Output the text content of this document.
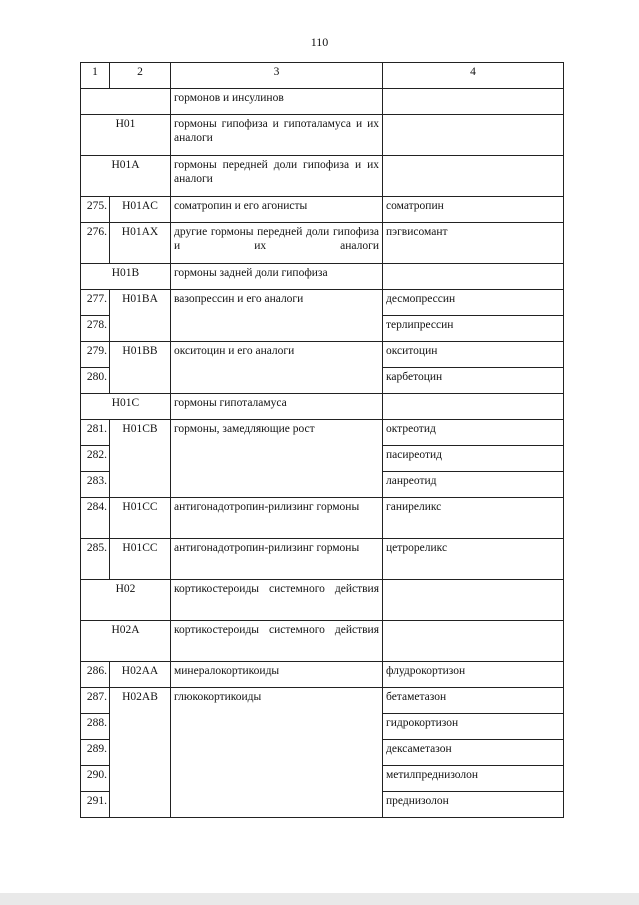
110
1	2	3	4
		гормонов и инсулинов	
H01		гормоны гипофиза и гипоталамуса и их аналоги	
H01A		гормоны передней доли гипофиза и их аналоги	
275.	H01AC	соматропин и его агонисты	соматропин
276.	H01AX	другие гормоны передней доли гипофиза и их аналоги	пэгвисомант
H01B		гормоны задней доли гипофиза	
277.	H01BA	вазопрессин и его аналоги	десмопрессин
278.			терлипрессин
279.	H01BB	окситоцин и его аналоги	окситоцин
280.			карбетоцин
H01C		гормоны гипоталамуса	
281.	H01CB	гормоны, замедляющие рост	октреотид
282.			пасиреотид
283.			ланреотид
284.	H01CC	антигонадотропин-рилизинг гормоны	ганиреликс
285.	H01CC	антигонадотропин-рилизинг гормоны	цетрореликс
H02		кортикостероиды системного действия	
H02A		кортикостероиды системного действия	
286.	H02AA	минералокортикоиды	флудрокортизон
287.	H02AB	глюкокортикоиды	бетаметазон
288.			гидрокортизон
289.			дексаметазон
290.			метилпреднизолон
291.			преднизолон
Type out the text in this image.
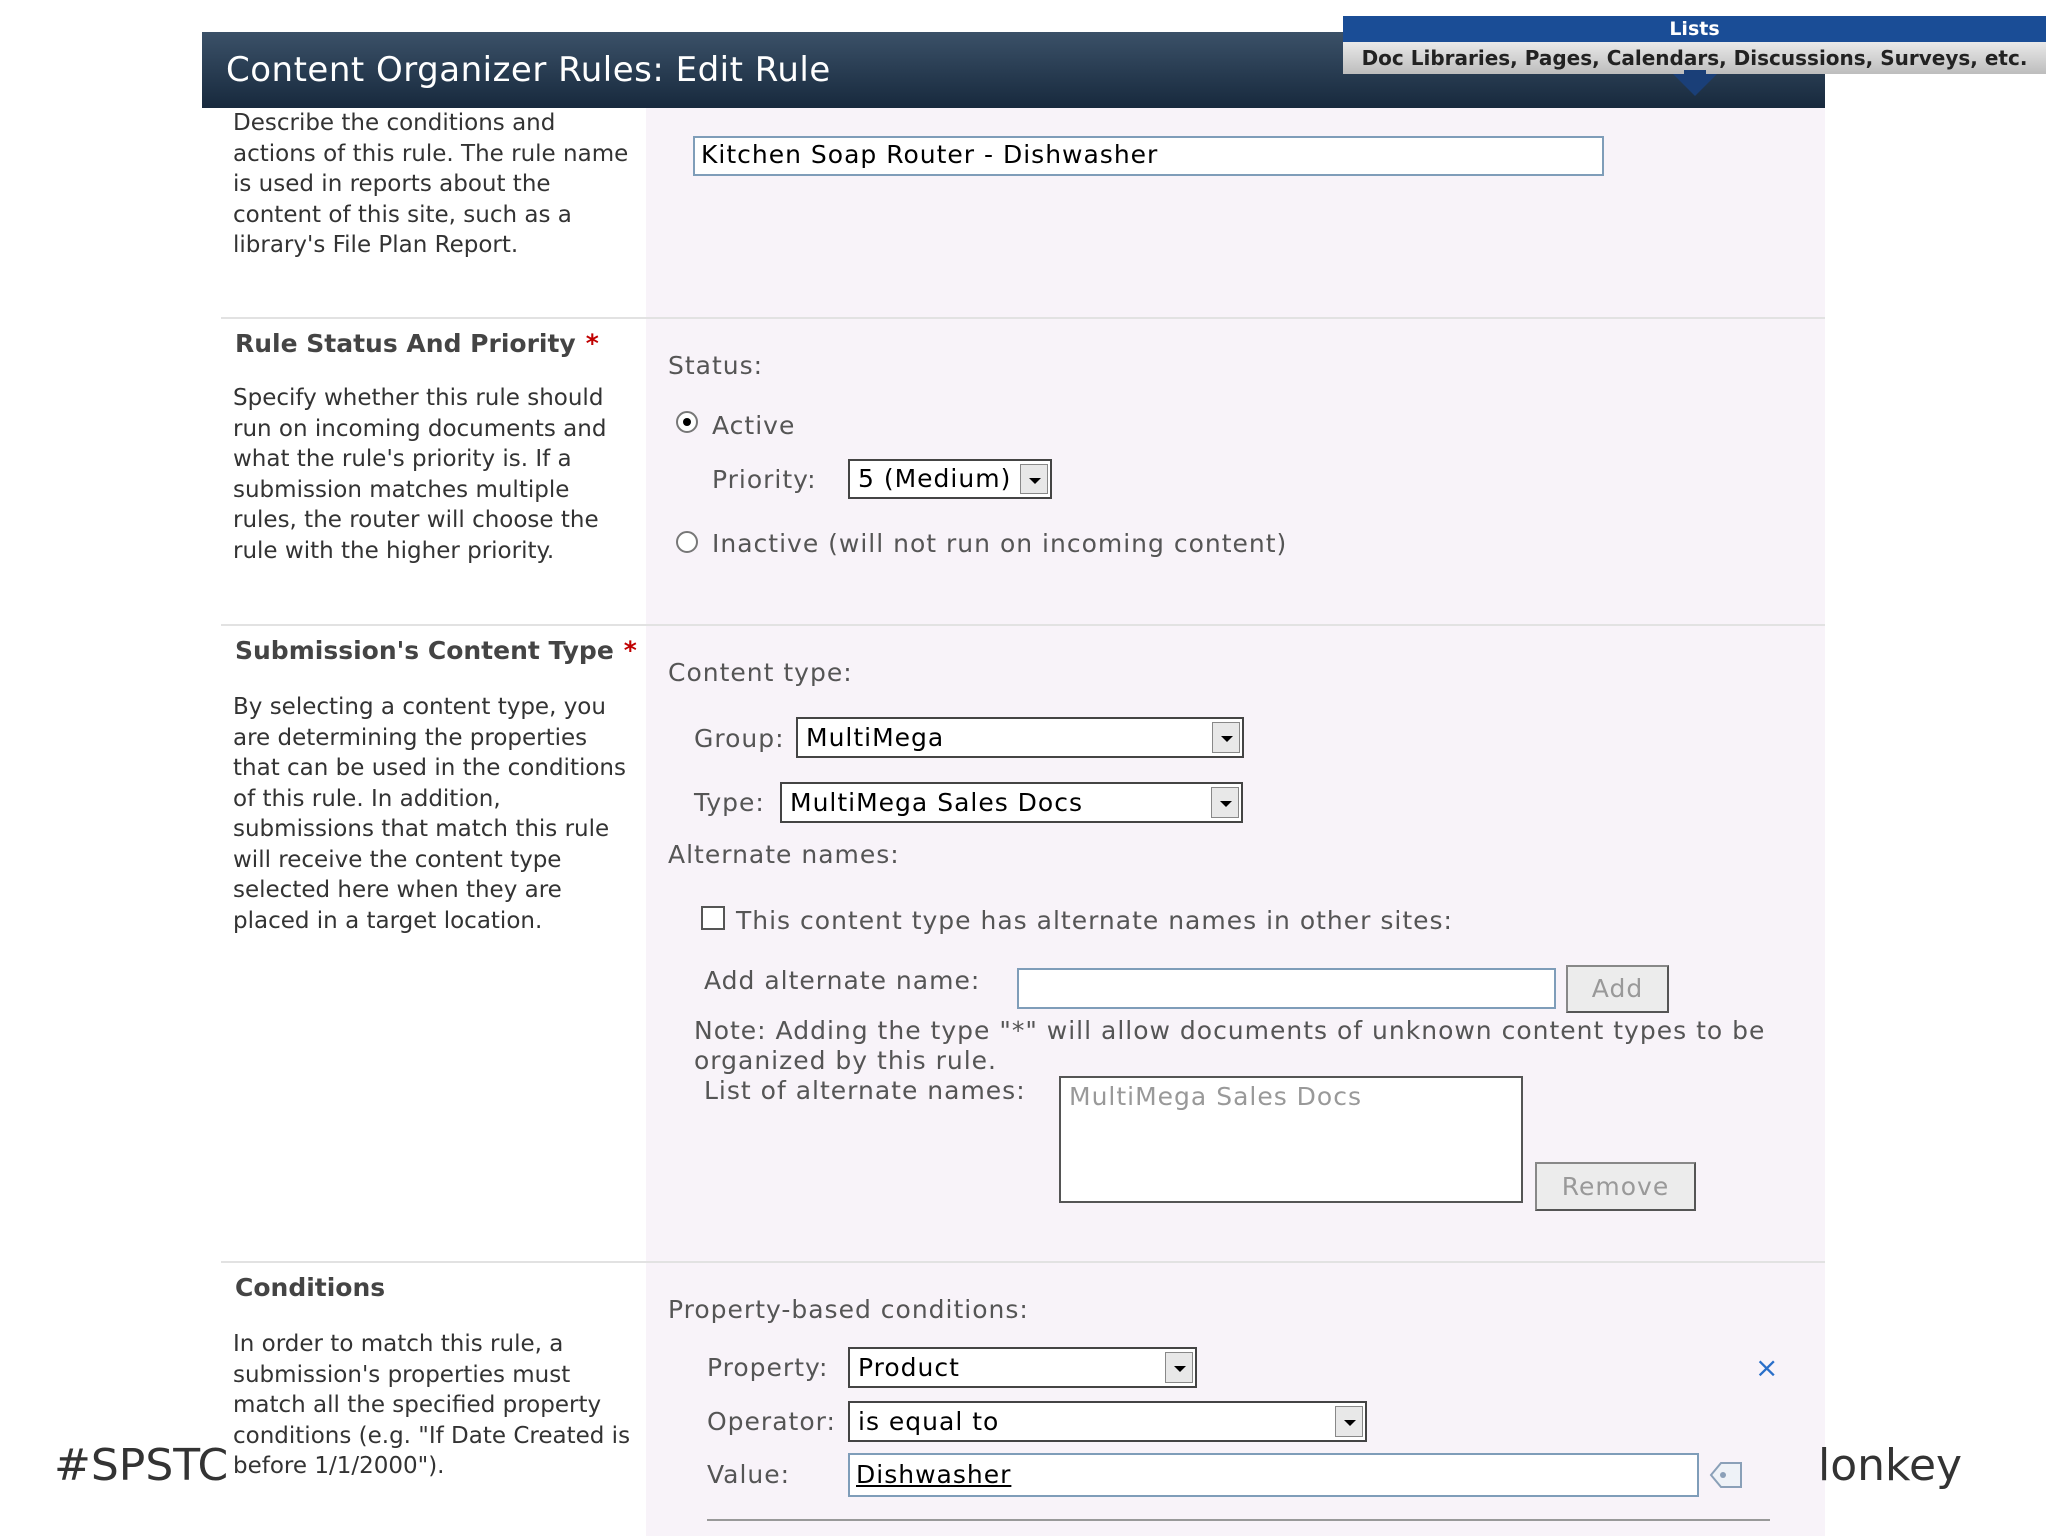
Content Organizer Rules: Edit Rule
Lists
Doc Libraries, Pages, Calendars, Discussions, Surveys, etc.
Describe the conditions and actions of this rule. The rule name is used in reports about the content of this site, such as a library's File Plan Report.
Kitchen Soap Router - Dishwasher
Rule Status And Priority *
Specify whether this rule should run on incoming documents and what the rule's priority is. If a submission matches multiple rules, the router will choose the rule with the higher priority.
Status:
Active
Priority:	5 (Medium)
Inactive (will not run on incoming content)
Submission's Content Type *
By selecting a content type, you are determining the properties that can be used in the conditions of this rule. In addition, submissions that match this rule will receive the content type selected here when they are placed in a target location.
Content type:
Group: MultiMega
Type:	MultiMega Sales Docs
Alternate names:
This content type has alternate names in other sites:
Add alternate name:	Add
Note: Adding the type "*" will allow documents of unknown content types to be organized by this rule.
List of alternate names: MultiMega Sales Docs
Remove
Conditions
In order to match this rule, a submission's properties must match all the specified property conditions (e.g. "If Date Created is before 1/1/2000").
Property-based conditions:
Property:	Product	×
Operator: is equal to
Value:	Dishwasher
#SPSTC	lonkey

******************************

*Written problem:*
Without any pictures, reproduce exactly the lines from the line that contains "Type out the text in this image." to the end of the entries above, both ends included.

*Task response:*
Type out the text in this image.
Content Organizer Rules: Edit Rule
Lists
Doc Libraries, Pages, Calendars, Discussions, Surveys, etc.
Describe the conditions and actions of this rule. The rule name is used in reports about the content of this site, such as a library's File Plan Report.
Kitchen Soap Router - Dishwasher
Rule Status And Priority *
Specify whether this rule should run on incoming documents and what the rule's priority is. If a submission matches multiple rules, the router will choose the rule with the higher priority.
Status:
Active
Priority:	5 (Medium)
Inactive (will not run on incoming content)
Submission's Content Type *
By selecting a content type, you are determining the properties that can be used in the conditions of this rule. In addition, submissions that match this rule will receive the content type selected here when they are placed in a target location.
Content type:
Group: MultiMega
Type:	MultiMega Sales Docs
Alternate names:
This content type has alternate names in other sites:
Add alternate name:	Add
Note: Adding the type "*" will allow documents of unknown content types to be organized by this rule.
List of alternate names: MultiMega Sales Docs
Remove
Conditions
In order to match this rule, a submission's properties must match all the specified property conditions (e.g. "If Date Created is before 1/1/2000").
Property-based conditions:
Property:	Product	×
Operator: is equal to
Value:	Dishwasher
#SPSTC	lonkey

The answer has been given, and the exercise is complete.